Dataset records
______________________________
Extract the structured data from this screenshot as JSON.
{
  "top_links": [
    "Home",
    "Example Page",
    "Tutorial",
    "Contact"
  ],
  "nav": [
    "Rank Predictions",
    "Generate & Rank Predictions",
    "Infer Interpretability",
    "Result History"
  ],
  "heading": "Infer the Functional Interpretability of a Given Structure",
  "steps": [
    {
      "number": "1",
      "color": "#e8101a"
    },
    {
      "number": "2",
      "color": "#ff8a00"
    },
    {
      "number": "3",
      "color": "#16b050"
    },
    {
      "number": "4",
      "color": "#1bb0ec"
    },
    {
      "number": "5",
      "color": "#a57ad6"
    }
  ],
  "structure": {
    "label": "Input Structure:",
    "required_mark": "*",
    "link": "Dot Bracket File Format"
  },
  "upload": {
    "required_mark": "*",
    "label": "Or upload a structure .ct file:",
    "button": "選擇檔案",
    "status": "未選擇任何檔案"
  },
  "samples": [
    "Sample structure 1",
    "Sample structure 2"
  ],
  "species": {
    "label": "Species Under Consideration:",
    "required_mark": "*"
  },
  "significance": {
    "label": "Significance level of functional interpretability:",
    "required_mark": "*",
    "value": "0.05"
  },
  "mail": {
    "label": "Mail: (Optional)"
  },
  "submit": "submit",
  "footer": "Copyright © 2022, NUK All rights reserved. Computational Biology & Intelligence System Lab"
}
______________________________
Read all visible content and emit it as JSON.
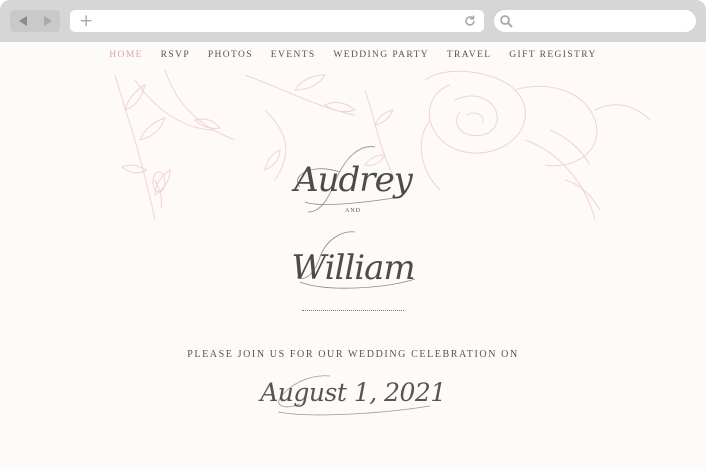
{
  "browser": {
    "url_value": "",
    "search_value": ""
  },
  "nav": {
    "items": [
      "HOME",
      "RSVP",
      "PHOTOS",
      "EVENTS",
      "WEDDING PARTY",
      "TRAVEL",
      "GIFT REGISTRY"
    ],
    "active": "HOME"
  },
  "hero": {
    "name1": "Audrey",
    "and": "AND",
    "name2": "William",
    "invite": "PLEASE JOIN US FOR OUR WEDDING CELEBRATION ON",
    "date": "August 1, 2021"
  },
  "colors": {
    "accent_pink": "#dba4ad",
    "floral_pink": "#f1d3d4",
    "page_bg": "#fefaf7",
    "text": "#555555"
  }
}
______________________________
* Written task
Pull out each line holding the string "Infer".

* Result
    "Infer Interpretability",
  "heading": "Infer the Functional Interpretability of a Given Structure",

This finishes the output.